_What needs to be done_. Below are the records. List every line holding the word "gitignore".

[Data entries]

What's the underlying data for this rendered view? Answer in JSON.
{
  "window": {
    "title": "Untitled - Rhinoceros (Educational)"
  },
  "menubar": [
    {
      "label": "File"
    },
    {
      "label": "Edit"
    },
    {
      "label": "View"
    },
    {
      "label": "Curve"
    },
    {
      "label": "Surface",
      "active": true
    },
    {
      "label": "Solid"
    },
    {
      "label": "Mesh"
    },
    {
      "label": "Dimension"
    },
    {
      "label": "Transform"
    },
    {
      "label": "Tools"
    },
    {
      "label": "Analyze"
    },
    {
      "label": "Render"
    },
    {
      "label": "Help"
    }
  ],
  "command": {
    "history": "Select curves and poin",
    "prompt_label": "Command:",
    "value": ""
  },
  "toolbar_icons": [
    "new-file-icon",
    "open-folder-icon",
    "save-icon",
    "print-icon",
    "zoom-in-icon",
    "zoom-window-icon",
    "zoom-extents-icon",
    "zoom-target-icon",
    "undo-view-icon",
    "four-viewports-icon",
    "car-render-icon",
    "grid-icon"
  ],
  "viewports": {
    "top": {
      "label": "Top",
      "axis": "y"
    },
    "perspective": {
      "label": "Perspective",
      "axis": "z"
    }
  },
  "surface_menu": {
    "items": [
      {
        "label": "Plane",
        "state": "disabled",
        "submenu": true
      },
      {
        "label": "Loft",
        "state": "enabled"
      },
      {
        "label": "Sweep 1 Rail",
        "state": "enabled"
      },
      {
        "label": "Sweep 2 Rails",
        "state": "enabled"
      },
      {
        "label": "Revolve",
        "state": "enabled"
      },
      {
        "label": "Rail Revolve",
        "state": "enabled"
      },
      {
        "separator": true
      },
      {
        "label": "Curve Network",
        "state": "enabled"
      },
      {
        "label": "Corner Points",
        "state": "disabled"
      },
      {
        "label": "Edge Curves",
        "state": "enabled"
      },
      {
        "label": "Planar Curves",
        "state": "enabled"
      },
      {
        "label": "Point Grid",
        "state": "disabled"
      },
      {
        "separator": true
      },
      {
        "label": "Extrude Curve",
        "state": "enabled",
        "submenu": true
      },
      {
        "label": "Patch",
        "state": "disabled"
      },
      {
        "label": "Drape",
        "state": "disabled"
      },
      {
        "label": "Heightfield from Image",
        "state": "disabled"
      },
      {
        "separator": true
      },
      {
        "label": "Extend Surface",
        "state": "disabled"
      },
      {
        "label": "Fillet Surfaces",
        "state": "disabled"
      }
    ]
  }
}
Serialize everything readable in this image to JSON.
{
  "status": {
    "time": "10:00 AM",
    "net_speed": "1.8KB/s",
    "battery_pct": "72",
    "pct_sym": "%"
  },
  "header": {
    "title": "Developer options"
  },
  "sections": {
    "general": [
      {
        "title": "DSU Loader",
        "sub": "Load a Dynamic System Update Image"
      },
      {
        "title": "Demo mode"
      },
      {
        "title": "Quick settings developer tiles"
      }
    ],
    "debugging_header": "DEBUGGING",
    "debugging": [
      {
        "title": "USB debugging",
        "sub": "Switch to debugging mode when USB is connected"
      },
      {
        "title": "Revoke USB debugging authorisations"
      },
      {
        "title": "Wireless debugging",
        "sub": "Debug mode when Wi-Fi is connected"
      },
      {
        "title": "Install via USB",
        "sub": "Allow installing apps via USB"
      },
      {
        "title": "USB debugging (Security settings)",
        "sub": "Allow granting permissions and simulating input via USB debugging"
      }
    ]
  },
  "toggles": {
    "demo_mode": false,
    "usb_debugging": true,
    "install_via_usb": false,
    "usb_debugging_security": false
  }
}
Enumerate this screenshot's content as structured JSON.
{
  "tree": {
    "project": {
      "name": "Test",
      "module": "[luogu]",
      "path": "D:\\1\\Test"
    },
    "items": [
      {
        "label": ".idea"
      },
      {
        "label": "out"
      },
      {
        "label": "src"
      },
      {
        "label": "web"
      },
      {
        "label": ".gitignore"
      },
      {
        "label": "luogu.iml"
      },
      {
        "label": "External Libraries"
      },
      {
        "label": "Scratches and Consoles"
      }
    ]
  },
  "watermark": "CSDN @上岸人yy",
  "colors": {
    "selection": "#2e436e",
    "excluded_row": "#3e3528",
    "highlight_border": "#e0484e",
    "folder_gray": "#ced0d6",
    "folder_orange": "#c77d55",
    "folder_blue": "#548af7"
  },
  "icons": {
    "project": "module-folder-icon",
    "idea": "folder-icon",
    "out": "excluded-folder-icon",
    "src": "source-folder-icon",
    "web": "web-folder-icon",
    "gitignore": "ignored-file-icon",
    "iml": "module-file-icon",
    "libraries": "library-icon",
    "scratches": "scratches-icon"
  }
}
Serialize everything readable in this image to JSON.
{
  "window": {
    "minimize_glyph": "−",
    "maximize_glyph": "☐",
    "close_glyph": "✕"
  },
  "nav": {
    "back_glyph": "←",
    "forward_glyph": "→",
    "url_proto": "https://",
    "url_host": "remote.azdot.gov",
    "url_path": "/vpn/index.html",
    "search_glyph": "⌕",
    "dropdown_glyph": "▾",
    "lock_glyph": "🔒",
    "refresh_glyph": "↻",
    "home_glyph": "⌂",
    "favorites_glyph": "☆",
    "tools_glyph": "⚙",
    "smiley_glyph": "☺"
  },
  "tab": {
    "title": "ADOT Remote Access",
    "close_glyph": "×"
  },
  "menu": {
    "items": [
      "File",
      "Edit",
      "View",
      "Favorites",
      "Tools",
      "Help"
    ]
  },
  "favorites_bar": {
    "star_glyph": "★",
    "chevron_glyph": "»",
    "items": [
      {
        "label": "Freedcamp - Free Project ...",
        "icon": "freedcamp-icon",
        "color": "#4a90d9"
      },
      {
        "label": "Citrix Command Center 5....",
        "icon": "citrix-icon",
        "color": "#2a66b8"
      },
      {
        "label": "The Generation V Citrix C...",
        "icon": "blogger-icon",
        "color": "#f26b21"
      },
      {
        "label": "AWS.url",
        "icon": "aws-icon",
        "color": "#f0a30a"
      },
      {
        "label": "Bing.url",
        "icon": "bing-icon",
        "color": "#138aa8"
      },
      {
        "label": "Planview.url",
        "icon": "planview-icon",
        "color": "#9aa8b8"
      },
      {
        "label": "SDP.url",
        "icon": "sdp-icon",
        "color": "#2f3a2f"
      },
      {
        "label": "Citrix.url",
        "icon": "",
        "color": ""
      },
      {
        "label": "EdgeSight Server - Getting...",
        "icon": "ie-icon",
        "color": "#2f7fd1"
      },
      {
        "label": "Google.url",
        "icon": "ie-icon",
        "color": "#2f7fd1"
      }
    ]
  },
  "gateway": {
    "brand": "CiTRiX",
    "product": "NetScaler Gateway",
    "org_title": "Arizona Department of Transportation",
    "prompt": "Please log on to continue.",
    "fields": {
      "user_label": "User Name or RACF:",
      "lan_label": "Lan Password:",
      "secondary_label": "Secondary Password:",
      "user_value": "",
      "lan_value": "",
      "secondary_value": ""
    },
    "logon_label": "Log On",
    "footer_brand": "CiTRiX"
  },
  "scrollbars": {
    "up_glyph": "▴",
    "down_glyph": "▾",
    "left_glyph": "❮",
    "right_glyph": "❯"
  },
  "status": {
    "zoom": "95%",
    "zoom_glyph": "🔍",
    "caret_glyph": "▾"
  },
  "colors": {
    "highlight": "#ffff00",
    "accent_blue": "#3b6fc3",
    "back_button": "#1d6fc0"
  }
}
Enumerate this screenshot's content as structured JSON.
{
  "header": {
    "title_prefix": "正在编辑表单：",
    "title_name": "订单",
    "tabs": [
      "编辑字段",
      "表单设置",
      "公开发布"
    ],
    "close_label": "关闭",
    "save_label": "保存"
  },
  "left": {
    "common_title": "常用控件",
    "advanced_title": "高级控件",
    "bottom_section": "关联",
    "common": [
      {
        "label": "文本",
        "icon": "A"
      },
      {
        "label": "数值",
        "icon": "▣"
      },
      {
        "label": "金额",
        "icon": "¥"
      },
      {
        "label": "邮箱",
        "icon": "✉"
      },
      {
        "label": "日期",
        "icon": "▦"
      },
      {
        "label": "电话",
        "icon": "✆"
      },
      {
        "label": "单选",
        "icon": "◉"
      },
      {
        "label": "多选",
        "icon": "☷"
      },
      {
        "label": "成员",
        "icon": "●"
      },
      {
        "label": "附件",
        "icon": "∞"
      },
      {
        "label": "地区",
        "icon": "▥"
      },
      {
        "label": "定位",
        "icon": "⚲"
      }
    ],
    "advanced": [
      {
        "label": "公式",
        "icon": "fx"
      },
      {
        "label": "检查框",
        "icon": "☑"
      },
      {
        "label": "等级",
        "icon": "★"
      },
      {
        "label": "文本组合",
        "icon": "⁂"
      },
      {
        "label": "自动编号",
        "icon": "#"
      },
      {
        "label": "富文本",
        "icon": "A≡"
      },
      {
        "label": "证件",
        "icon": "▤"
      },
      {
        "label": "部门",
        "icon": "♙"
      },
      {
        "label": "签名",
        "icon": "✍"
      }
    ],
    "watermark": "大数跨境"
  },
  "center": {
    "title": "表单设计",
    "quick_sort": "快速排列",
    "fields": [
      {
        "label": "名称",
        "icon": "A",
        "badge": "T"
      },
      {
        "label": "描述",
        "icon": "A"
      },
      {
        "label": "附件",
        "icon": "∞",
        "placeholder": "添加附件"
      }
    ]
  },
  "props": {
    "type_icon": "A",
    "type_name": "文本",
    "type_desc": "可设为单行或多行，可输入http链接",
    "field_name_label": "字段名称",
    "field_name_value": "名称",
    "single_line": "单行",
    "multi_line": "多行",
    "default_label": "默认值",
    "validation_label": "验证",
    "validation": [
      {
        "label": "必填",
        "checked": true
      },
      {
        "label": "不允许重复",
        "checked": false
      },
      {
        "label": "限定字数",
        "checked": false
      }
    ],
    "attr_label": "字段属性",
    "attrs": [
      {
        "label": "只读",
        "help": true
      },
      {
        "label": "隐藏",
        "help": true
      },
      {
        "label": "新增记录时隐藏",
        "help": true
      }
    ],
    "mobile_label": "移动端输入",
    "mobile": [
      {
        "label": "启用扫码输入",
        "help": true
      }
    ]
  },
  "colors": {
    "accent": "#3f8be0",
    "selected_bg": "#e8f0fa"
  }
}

_Exercise solution_.
        "label": ".gitignore"
    "gitignore": "ignored-file-icon",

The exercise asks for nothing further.